## Texte fourni
★ ★ ★ ★ ★

Notre Dame sur l'Eau
Si le château fort de Domfront impressionne par sa position militaire au sommet de son éperon rocheux, c’est au pied de la falaise, au bord de la rivière la Varenne, que se cache le véritable chef-d’œuvre architectural de la cité : l’église Notre-Dame-sur-l’Eau.
Classée Monument Historique dès 1840 sur la toute première liste établie par Prosper Mérimée, cette église est considérée par les historiens de l’art comme l’un des plus parfaits et purs exemples de l’art roman normand du XIe siècle.
L’église est fondée aux alentours de 1020 par Guillaume de Bellême, le premier bâtisseur de la fortification domfrontaise. Construite dans la vallée, elle fait office d’église paroissiale pour le bourg qui se développe en contrebas du donjon, tout en servant de lieu de sépulture pour les membres de la famille seigneuriale.
Au XIIe siècle, elle bénéficie de la générosité d’Henri Ier Beauclerc, roi d’Angleterre et duc de Normandie, qui l’agrandit. Sa position au carrefour de voies de communication majeures (les chemins du Mont-Saint-Michel) en fait un lieu de passage incontournable pour les pèlerins.
Une architecture d’une pureté géométrique remarquable
Ce qui frappe immédiatement le visiteur, c’est l’austérité et la puissance qui se dégagent de l’édifice, caractéristiques du premier art roman :
Le clocher-lanterne central : Placé à la croisée du transept, ce clocher massif carré, percé de baies en plein cintre, est typiquement normand.

★ ★ ★ ★ ★

## Listing extrait
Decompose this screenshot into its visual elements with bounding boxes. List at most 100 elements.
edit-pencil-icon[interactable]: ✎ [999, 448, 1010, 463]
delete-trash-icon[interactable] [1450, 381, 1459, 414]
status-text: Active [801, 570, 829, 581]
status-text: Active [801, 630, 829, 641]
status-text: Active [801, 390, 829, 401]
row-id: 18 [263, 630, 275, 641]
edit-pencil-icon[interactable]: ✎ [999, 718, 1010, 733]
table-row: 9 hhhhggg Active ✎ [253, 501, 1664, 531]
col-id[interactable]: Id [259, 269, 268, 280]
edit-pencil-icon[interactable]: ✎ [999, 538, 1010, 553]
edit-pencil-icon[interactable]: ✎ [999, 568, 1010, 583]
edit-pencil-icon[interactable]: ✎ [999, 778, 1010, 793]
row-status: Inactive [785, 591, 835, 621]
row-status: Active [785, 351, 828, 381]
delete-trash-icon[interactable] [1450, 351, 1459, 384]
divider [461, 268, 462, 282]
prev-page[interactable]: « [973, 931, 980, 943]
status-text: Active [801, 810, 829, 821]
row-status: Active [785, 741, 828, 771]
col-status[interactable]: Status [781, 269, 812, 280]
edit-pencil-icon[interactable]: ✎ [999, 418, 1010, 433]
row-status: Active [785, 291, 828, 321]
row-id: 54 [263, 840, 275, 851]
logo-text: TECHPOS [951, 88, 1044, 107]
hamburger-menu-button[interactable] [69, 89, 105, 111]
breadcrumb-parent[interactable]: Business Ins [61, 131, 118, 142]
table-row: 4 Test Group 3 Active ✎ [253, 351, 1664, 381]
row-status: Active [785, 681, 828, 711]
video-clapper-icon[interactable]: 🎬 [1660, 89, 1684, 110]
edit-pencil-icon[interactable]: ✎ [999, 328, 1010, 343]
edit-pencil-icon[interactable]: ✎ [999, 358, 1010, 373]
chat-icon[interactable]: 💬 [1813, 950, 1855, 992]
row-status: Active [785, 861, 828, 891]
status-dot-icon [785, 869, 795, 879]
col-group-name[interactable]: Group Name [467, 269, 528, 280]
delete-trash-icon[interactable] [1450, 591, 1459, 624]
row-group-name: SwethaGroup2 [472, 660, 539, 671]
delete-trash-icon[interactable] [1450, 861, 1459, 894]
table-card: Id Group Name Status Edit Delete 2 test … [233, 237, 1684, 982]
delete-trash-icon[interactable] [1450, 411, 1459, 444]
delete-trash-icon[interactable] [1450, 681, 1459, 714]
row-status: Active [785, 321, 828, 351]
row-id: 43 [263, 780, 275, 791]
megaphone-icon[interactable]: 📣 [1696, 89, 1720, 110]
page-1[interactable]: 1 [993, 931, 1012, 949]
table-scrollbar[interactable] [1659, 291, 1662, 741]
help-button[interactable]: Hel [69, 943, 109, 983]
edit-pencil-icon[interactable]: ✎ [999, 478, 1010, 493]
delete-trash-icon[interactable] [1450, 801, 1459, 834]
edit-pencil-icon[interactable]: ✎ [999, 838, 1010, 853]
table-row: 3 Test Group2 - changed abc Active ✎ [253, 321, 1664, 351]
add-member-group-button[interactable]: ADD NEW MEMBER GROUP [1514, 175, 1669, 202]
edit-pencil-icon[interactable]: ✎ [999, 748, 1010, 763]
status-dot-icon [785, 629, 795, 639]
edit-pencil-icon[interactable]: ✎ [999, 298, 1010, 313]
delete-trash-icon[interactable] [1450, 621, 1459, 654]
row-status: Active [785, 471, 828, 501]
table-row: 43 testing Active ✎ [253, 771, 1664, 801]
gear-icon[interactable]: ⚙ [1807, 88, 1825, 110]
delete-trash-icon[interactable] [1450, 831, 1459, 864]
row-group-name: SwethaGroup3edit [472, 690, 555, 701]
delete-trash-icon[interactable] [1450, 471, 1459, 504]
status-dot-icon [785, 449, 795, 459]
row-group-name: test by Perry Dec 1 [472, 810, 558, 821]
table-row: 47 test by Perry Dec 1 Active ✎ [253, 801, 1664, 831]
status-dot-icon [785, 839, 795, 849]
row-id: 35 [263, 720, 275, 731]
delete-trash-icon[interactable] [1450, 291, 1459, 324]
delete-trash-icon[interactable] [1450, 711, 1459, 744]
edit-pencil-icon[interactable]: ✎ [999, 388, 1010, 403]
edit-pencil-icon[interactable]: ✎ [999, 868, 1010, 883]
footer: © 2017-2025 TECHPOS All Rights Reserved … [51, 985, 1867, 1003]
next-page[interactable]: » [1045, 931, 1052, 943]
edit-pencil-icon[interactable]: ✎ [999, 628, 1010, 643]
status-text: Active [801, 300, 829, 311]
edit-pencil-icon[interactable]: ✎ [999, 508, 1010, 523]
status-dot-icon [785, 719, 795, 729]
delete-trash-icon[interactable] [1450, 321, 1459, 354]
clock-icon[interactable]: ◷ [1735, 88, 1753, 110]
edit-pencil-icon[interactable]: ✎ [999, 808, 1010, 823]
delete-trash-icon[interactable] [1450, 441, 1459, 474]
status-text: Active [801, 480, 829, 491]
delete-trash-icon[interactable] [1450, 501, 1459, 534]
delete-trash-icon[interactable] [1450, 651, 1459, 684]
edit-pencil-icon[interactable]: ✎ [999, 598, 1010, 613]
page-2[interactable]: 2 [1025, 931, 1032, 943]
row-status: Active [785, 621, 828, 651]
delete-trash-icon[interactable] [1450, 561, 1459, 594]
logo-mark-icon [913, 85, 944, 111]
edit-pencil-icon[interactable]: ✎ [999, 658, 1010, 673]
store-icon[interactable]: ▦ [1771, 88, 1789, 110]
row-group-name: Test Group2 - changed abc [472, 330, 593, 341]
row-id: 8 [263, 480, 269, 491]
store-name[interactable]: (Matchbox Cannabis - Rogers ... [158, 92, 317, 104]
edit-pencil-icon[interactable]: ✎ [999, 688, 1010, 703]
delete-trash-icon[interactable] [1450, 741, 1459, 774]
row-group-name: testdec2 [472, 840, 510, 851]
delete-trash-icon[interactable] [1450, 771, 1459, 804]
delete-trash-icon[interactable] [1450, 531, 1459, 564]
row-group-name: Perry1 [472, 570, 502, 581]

★ ★ ★ ★ ★

## Travail à faire
• a. Recopiez sans rien changer le passage du texte sur l'église Notre-Dame-sur-l'Eau qui commence aux mots « Une architecture d’une » et s'arrête après les mots « est typiquement normand. ».
• b. Selon le texte sur l'église Notre-Dame-sur-l'Eau, qui a fondé l'église vers 1020 ?
• c. Prolongez le texte sur l'église Notre-Dame-sur-l'Eau à partir de sa dernière phrase.

## Réponses numérotées
• a.
Une architecture d’une pureté géométrique remarquable
Ce qui frappe immédiatement le visiteur, c’est l’austérité et la puissance qui se dégagent de l’édifice, caractéristiques du premier art roman :
Le clocher-lanterne central : Placé à la croisée du transept, ce clocher massif carré, percé de baies en plein cintre, est typiquement normand.

• b. Guillaume de Bellême.

• c.
L’appareil de maçonnerie : L’église est construite en grès armoricain local. La rudesse de cette pierre accentue l’aspect intemporel et solide de la structure.
Les chapiteaux sculptés : À l’intérieur, les piliers massifs soutiennent de grandes arcades. Les chapiteaux offrent des décors sculptés géométriques, de volutes et de motifs végétaux d’une grande sobriété.
L’église que l’on admire aujourd’hui n’est pourtant qu’une partie du monument d’origine. En 1836, la construction de la route départementale reliant Alençon à Mayenne vient percuter l’édifice de plein fouet.
Malgré les protestations, les ingénieurs de l’époque décident de sacrifier les quatre premières travées de la nef et le porche d’entrée pour faire passer le tracé de la route. L’église a donc été littéralement coupée, et sa façade actuelle est en réalité un mur de fermeture reconstruit après cette amputation.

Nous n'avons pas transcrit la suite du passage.